EXERCISE AIM
Print all entries word for word.

--- START OF DATA SHOWN ---

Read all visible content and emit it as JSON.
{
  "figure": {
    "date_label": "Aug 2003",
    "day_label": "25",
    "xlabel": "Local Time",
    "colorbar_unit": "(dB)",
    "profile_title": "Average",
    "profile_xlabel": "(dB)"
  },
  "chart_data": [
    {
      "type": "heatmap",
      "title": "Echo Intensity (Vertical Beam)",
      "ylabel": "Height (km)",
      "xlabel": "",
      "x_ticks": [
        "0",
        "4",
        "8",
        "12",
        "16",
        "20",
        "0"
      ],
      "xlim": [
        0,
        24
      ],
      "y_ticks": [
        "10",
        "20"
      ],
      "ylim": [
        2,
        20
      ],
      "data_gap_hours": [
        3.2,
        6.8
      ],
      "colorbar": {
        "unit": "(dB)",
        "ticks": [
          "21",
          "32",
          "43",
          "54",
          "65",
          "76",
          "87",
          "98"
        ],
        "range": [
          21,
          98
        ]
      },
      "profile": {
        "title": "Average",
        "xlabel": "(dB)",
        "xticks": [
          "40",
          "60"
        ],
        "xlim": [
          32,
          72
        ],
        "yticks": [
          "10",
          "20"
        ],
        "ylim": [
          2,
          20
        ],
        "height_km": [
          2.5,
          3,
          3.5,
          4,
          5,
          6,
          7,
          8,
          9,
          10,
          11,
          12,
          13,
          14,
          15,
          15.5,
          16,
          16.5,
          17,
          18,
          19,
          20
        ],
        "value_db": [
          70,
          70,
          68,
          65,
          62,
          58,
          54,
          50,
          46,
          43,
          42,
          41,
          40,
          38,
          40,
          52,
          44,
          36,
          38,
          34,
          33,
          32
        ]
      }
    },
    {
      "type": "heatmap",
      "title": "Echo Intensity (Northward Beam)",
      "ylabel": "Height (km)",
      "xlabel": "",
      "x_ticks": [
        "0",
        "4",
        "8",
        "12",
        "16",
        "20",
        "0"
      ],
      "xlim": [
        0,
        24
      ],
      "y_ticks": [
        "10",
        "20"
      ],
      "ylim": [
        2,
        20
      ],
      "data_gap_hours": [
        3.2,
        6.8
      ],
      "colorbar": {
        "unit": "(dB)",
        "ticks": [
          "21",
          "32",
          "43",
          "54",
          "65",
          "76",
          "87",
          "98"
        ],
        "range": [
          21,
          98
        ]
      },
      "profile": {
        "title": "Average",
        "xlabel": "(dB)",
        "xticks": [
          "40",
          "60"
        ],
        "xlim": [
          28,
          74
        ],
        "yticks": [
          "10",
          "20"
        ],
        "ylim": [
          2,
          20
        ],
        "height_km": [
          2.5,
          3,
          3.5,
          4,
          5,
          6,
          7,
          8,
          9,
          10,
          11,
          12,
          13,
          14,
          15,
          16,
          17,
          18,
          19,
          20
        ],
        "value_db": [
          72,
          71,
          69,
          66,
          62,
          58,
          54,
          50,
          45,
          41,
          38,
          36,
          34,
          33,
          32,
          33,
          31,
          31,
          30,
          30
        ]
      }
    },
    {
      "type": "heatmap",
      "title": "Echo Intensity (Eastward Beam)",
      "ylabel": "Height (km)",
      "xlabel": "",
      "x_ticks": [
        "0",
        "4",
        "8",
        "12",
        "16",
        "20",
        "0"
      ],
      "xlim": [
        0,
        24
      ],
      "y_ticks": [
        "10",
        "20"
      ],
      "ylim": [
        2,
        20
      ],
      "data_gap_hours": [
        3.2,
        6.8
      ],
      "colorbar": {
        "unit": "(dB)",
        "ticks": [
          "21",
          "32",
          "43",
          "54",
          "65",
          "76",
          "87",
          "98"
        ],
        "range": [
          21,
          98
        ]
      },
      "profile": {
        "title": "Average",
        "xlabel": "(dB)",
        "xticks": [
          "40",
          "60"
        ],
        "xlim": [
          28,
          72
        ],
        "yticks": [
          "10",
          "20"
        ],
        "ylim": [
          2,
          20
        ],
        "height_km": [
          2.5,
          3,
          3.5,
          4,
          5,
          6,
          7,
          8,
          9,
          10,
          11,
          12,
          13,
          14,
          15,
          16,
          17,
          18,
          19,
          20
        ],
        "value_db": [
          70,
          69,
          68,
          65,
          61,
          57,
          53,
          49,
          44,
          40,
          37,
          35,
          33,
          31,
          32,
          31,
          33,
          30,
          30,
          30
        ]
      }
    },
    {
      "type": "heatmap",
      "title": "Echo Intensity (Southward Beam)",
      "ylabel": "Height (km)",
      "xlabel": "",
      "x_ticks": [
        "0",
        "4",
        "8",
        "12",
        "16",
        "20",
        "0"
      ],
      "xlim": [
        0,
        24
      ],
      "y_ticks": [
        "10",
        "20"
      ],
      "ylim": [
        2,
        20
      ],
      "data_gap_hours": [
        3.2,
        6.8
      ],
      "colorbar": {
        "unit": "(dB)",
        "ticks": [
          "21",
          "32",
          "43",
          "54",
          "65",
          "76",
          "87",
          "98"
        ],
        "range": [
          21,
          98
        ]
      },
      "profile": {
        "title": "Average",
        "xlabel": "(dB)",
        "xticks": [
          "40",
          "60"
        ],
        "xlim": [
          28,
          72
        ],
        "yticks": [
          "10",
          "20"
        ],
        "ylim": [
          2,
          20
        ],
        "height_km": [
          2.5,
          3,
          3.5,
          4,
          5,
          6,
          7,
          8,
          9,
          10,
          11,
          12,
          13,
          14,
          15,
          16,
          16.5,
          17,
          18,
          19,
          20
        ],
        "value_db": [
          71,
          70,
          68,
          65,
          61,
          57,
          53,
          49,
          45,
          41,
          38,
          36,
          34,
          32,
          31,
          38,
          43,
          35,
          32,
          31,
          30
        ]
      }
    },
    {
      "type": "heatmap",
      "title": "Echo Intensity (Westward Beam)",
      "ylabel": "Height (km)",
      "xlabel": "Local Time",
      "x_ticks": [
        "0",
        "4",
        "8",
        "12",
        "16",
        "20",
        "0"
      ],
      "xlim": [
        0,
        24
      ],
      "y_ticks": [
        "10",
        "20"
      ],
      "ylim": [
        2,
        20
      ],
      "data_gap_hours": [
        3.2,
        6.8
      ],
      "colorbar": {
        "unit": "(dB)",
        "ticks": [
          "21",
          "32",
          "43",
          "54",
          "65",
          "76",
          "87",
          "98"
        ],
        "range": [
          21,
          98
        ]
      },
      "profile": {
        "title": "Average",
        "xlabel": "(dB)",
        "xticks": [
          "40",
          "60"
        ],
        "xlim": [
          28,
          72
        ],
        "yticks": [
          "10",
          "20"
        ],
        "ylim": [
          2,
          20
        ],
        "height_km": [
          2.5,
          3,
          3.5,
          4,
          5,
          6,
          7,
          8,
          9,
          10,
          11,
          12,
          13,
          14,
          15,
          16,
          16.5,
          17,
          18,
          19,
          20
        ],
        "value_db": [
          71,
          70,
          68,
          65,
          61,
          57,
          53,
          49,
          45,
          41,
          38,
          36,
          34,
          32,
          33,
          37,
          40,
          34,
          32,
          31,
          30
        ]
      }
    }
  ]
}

--- END OF DATA SHOWN ---

REPLY TO THE EXERCISE
Read all visible content and emit it as JSON.
{
  "figure": {
    "date_label": "Aug 2003",
    "day_label": "25",
    "xlabel": "Local Time",
    "colorbar_unit": "(dB)",
    "profile_title": "Average",
    "profile_xlabel": "(dB)"
  },
  "chart_data": [
    {
      "type": "heatmap",
      "title": "Echo Intensity (Vertical Beam)",
      "ylabel": "Height (km)",
      "xlabel": "",
      "x_ticks": [
        "0",
        "4",
        "8",
        "12",
        "16",
        "20",
        "0"
      ],
      "xlim": [
        0,
        24
      ],
      "y_ticks": [
        "10",
        "20"
      ],
      "ylim": [
        2,
        20
      ],
      "data_gap_hours": [
        3.2,
        6.8
      ],
      "colorbar": {
        "unit": "(dB)",
        "ticks": [
          "21",
          "32",
          "43",
          "54",
          "65",
          "76",
          "87",
          "98"
        ],
        "range": [
          21,
          98
        ]
      },
      "profile": {
        "title": "Average",
        "xlabel": "(dB)",
        "xticks": [
          "40",
          "60"
        ],
        "xlim": [
          32,
          72
        ],
        "yticks": [
          "10",
          "20"
        ],
        "ylim": [
          2,
          20
        ],
        "height_km": [
          2.5,
          3,
          3.5,
          4,
          5,
          6,
          7,
          8,
          9,
          10,
          11,
          12,
          13,
          14,
          15,
          15.5,
          16,
          16.5,
          17,
          18,
          19,
          20
        ],
        "value_db": [
          70,
          70,
          68,
          65,
          62,
          58,
          54,
          50,
          46,
          43,
          42,
          41,
          40,
          38,
          40,
          52,
          44,
          36,
          38,
          34,
          33,
          32
        ]
      }
    },
    {
      "type": "heatmap",
      "title": "Echo Intensity (Northward Beam)",
      "ylabel": "Height (km)",
      "xlabel": "",
      "x_ticks": [
        "0",
        "4",
        "8",
        "12",
        "16",
        "20",
        "0"
      ],
      "xlim": [
        0,
        24
      ],
      "y_ticks": [
        "10",
        "20"
      ],
      "ylim": [
        2,
        20
      ],
      "data_gap_hours": [
        3.2,
        6.8
      ],
      "colorbar": {
        "unit": "(dB)",
        "ticks": [
          "21",
          "32",
          "43",
          "54",
          "65",
          "76",
          "87",
          "98"
        ],
        "range": [
          21,
          98
        ]
      },
      "profile": {
        "title": "Average",
        "xlabel": "(dB)",
        "xticks": [
          "40",
          "60"
        ],
        "xlim": [
          28,
          74
        ],
        "yticks": [
          "10",
          "20"
        ],
        "ylim": [
          2,
          20
        ],
        "height_km": [
          2.5,
          3,
          3.5,
          4,
          5,
          6,
          7,
          8,
          9,
          10,
          11,
          12,
          13,
          14,
          15,
          16,
          17,
          18,
          19,
          20
        ],
        "value_db": [
          72,
          71,
          69,
          66,
          62,
          58,
          54,
          50,
          45,
          41,
          38,
          36,
          34,
          33,
          32,
          33,
          31,
          31,
          30,
          30
        ]
      }
    },
    {
      "type": "heatmap",
      "title": "Echo Intensity (Eastward Beam)",
      "ylabel": "Height (km)",
      "xlabel": "",
      "x_ticks": [
        "0",
        "4",
        "8",
        "12",
        "16",
        "20",
        "0"
      ],
      "xlim": [
        0,
        24
      ],
      "y_ticks": [
        "10",
        "20"
      ],
      "ylim": [
        2,
        20
      ],
      "data_gap_hours": [
        3.2,
        6.8
      ],
      "colorbar": {
        "unit": "(dB)",
        "ticks": [
          "21",
          "32",
          "43",
          "54",
          "65",
          "76",
          "87",
          "98"
        ],
        "range": [
          21,
          98
        ]
      },
      "profile": {
        "title": "Average",
        "xlabel": "(dB)",
        "xticks": [
          "40",
          "60"
        ],
        "xlim": [
          28,
          72
        ],
        "yticks": [
          "10",
          "20"
        ],
        "ylim": [
          2,
          20
        ],
        "height_km": [
          2.5,
          3,
          3.5,
          4,
          5,
          6,
          7,
          8,
          9,
          10,
          11,
          12,
          13,
          14,
          15,
          16,
          17,
          18,
          19,
          20
        ],
        "value_db": [
          70,
          69,
          68,
          65,
          61,
          57,
          53,
          49,
          44,
          40,
          37,
          35,
          33,
          31,
          32,
          31,
          33,
          30,
          30,
          30
        ]
      }
    },
    {
      "type": "heatmap",
      "title": "Echo Intensity (Southward Beam)",
      "ylabel": "Height (km)",
      "xlabel": "",
      "x_ticks": [
        "0",
        "4",
        "8",
        "12",
        "16",
        "20",
        "0"
      ],
      "xlim": [
        0,
        24
      ],
      "y_ticks": [
        "10",
        "20"
      ],
      "ylim": [
        2,
        20
      ],
      "data_gap_hours": [
        3.2,
        6.8
      ],
      "colorbar": {
        "unit": "(dB)",
        "ticks": [
          "21",
          "32",
          "43",
          "54",
          "65",
          "76",
          "87",
          "98"
        ],
        "range": [
          21,
          98
        ]
      },
      "profile": {
        "title": "Average",
        "xlabel": "(dB)",
        "xticks": [
          "40",
          "60"
        ],
        "xlim": [
          28,
          72
        ],
        "yticks": [
          "10",
          "20"
        ],
        "ylim": [
          2,
          20
        ],
        "height_km": [
          2.5,
          3,
          3.5,
          4,
          5,
          6,
          7,
          8,
          9,
          10,
          11,
          12,
          13,
          14,
          15,
          16,
          16.5,
          17,
          18,
          19,
          20
        ],
        "value_db": [
          71,
          70,
          68,
          65,
          61,
          57,
          53,
          49,
          45,
          41,
          38,
          36,
          34,
          32,
          31,
          38,
          43,
          35,
          32,
          31,
          30
        ]
      }
    },
    {
      "type": "heatmap",
      "title": "Echo Intensity (Westward Beam)",
      "ylabel": "Height (km)",
      "xlabel": "Local Time",
      "x_ticks": [
        "0",
        "4",
        "8",
        "12",
        "16",
        "20",
        "0"
      ],
      "xlim": [
        0,
        24
      ],
      "y_ticks": [
        "10",
        "20"
      ],
      "ylim": [
        2,
        20
      ],
      "data_gap_hours": [
        3.2,
        6.8
      ],
      "colorbar": {
        "unit": "(dB)",
        "ticks": [
          "21",
          "32",
          "43",
          "54",
          "65",
          "76",
          "87",
          "98"
        ],
        "range": [
          21,
          98
        ]
      },
      "profile": {
        "title": "Average",
        "xlabel": "(dB)",
        "xticks": [
          "40",
          "60"
        ],
        "xlim": [
          28,
          72
        ],
        "yticks": [
          "10",
          "20"
        ],
        "ylim": [
          2,
          20
        ],
        "height_km": [
          2.5,
          3,
          3.5,
          4,
          5,
          6,
          7,
          8,
          9,
          10,
          11,
          12,
          13,
          14,
          15,
          16,
          16.5,
          17,
          18,
          19,
          20
        ],
        "value_db": [
          71,
          70,
          68,
          65,
          61,
          57,
          53,
          49,
          45,
          41,
          38,
          36,
          34,
          32,
          33,
          37,
          40,
          34,
          32,
          31,
          30
        ]
      }
    }
  ]
}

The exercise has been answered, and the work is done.